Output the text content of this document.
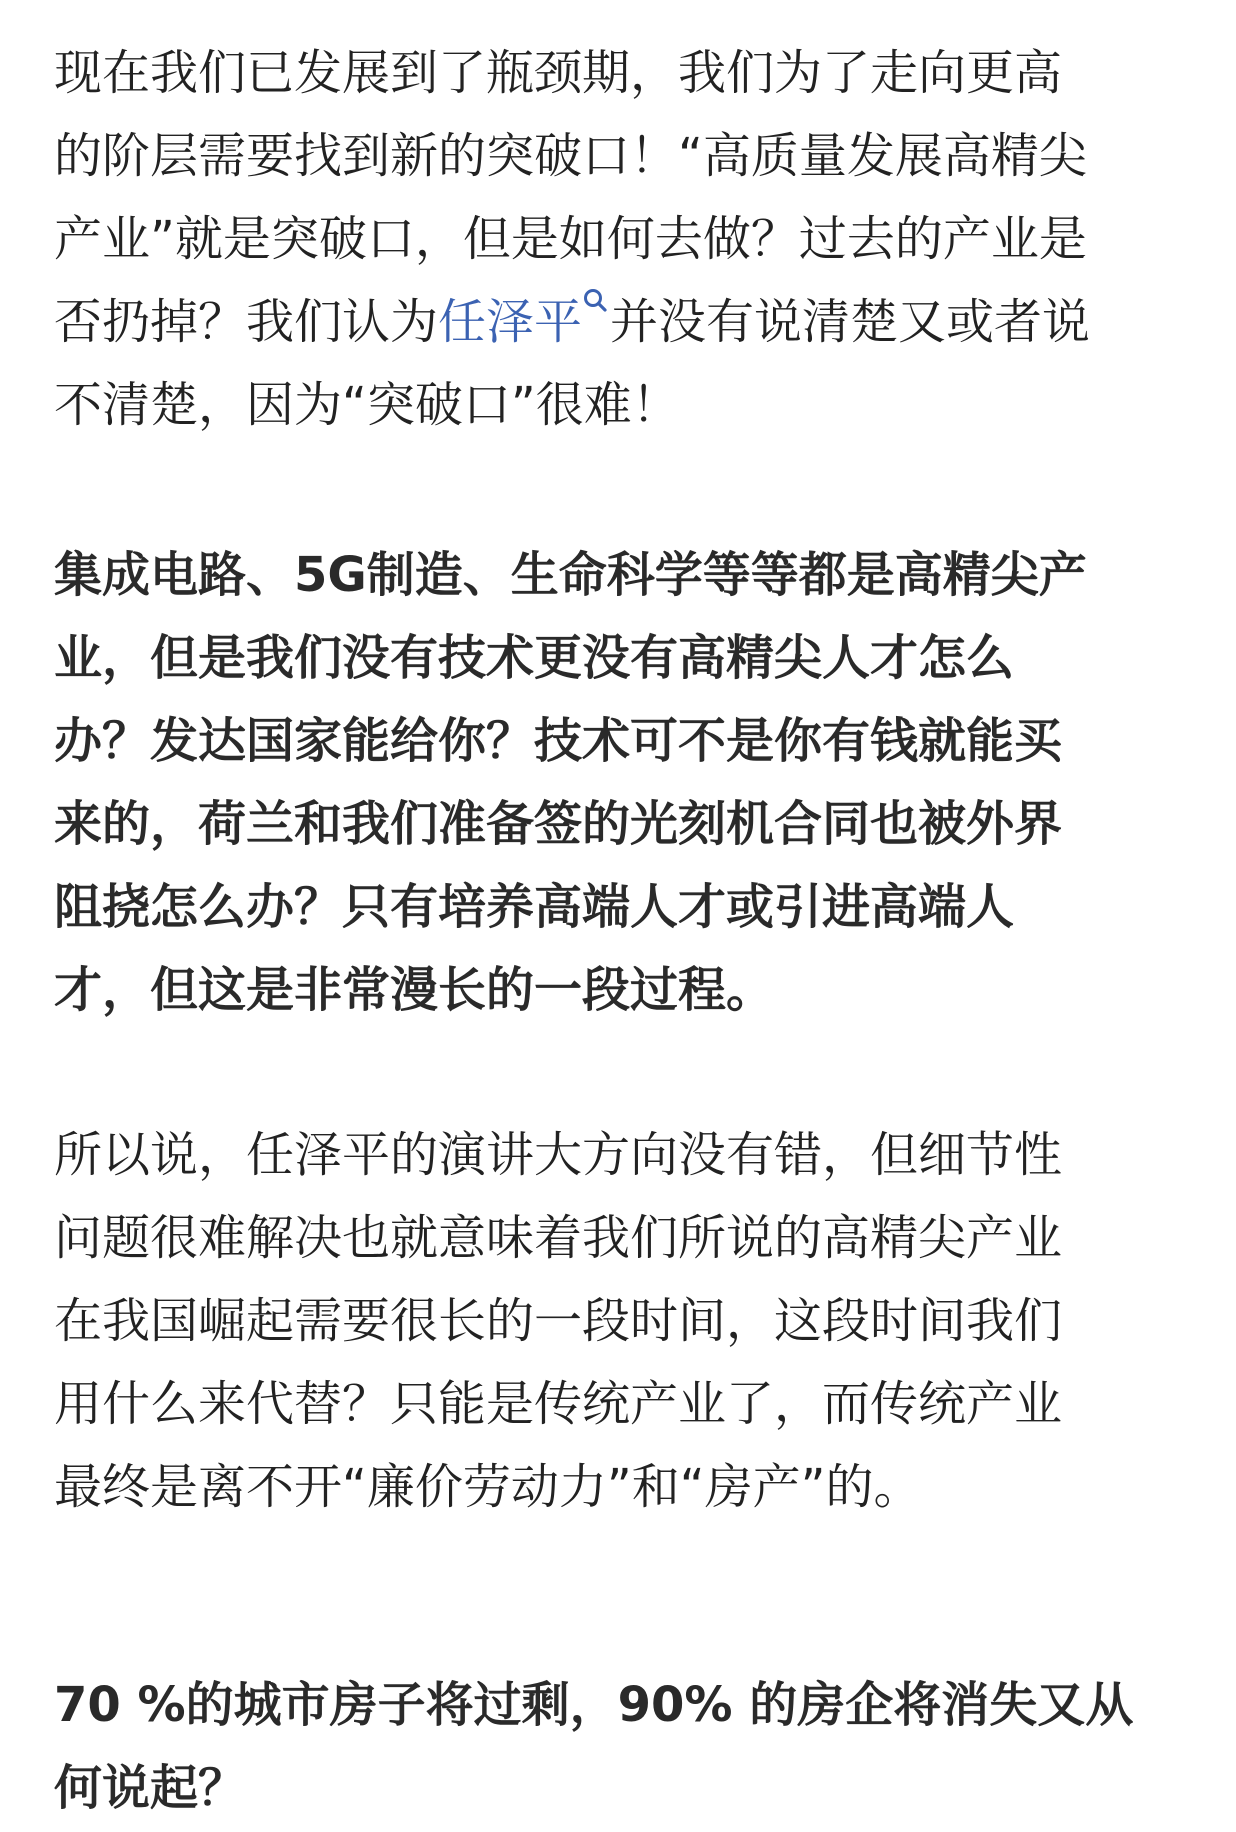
现在我们已发展到了瓶颈期，我们为了走向更高
的阶层需要找到新的突破口！“高质量发展高精尖
产业”就是突破口，但是如何去做？过去的产业是
否扔掉？我们认为任泽平 并没有说清楚又或者说
不清楚，因为“突破口”很难！

集成电路、5G制造、生命科学等等都是高精尖产
业，但是我们没有技术更没有高精尖人才怎么
办？发达国家能给你？技术可不是你有钱就能买
来的，荷兰和我们准备签的光刻机合同也被外界
阻挠怎么办？只有培养高端人才或引进高端人
才，但这是非常漫长的一段过程。

所以说，任泽平的演讲大方向没有错，但细节性
问题很难解决也就意味着我们所说的高精尖产业
在我国崛起需要很长的一段时间，这段时间我们
用什么来代替？只能是传统产业了，而传统产业
最终是离不开“廉价劳动力”和“房产”的。

70 %的城市房子将过剩，90% 的房企将消失又从
何说起？
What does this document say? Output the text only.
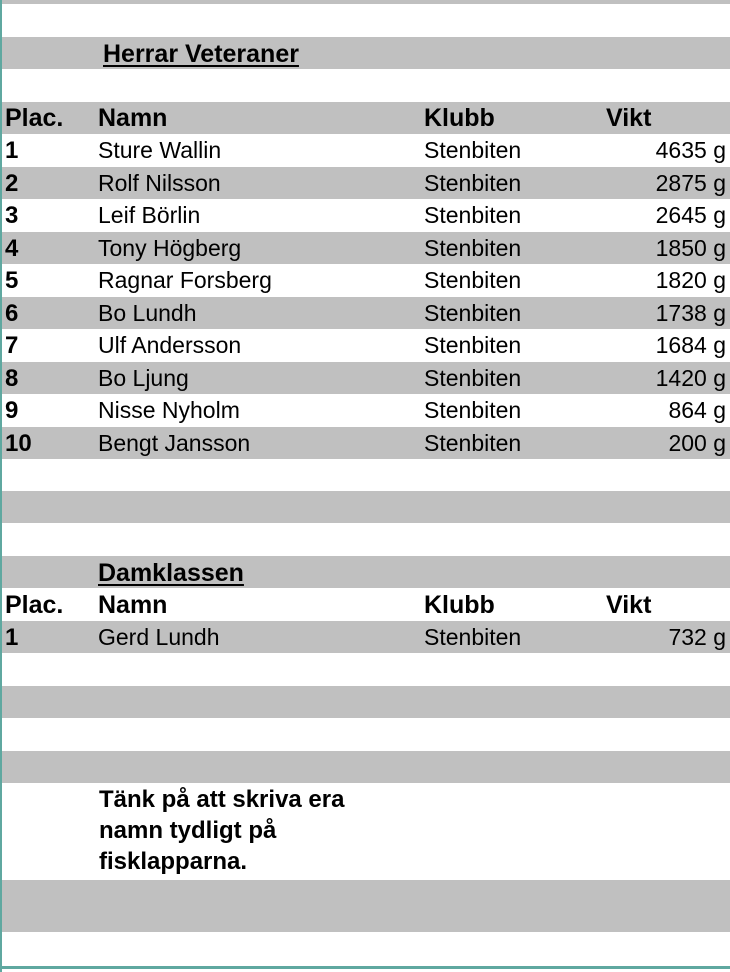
Herrar Veteraner
Plac. Namn	Klubb	Vikt
1	Sture Wallin	Stenbiten	4635 g
2	Rolf Nilsson	Stenbiten	2875 g
3	Leif Börlin	Stenbiten	2645 g
4	Tony Högberg	Stenbiten	1850 g
5	Ragnar Forsberg	Stenbiten	1820 g
6	Bo Lundh	Stenbiten	1738 g
7	Ulf Andersson	Stenbiten	1684 g
8	Bo Ljung	Stenbiten	1420 g
9	Nisse Nyholm	Stenbiten	864 g
10	Bengt Jansson	Stenbiten	200 g
Damklassen
Plac. Namn	Klubb	Vikt
1	Gerd Lundh	Stenbiten	732 g
Tänk på att skriva era namn tydligt på fisklapparna.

• Objective: Copy out all of the material exactly as written, without its pictures.

• Final result:
Output the text content of this document.
现在我们已发展到了瓶颈期，我们为了走向更高
的阶层需要找到新的突破口！“高质量发展高精尖
产业”就是突破口，但是如何去做？过去的产业是
否扔掉？我们认为任泽平 并没有说清楚又或者说
不清楚，因为“突破口”很难！

集成电路、5G制造、生命科学等等都是高精尖产
业，但是我们没有技术更没有高精尖人才怎么
办？发达国家能给你？技术可不是你有钱就能买
来的，荷兰和我们准备签的光刻机合同也被外界
阻挠怎么办？只有培养高端人才或引进高端人
才，但这是非常漫长的一段过程。

所以说，任泽平的演讲大方向没有错，但细节性
问题很难解决也就意味着我们所说的高精尖产业
在我国崛起需要很长的一段时间，这段时间我们
用什么来代替？只能是传统产业了，而传统产业
最终是离不开“廉价劳动力”和“房产”的。

70 %的城市房子将过剩，90% 的房企将消失又从
何说起？
What does this document say? Output the text only.
Herrar Veteraner
Plac. Namn	Klubb	Vikt
1	Sture Wallin	Stenbiten	4635 g
2	Rolf Nilsson	Stenbiten	2875 g
3	Leif Börlin	Stenbiten	2645 g
4	Tony Högberg	Stenbiten	1850 g
5	Ragnar Forsberg	Stenbiten	1820 g
6	Bo Lundh	Stenbiten	1738 g
7	Ulf Andersson	Stenbiten	1684 g
8	Bo Ljung	Stenbiten	1420 g
9	Nisse Nyholm	Stenbiten	864 g
10	Bengt Jansson	Stenbiten	200 g
Damklassen
Plac. Namn	Klubb	Vikt
1	Gerd Lundh	Stenbiten	732 g
Tänk på att skriva era namn tydligt på fisklapparna.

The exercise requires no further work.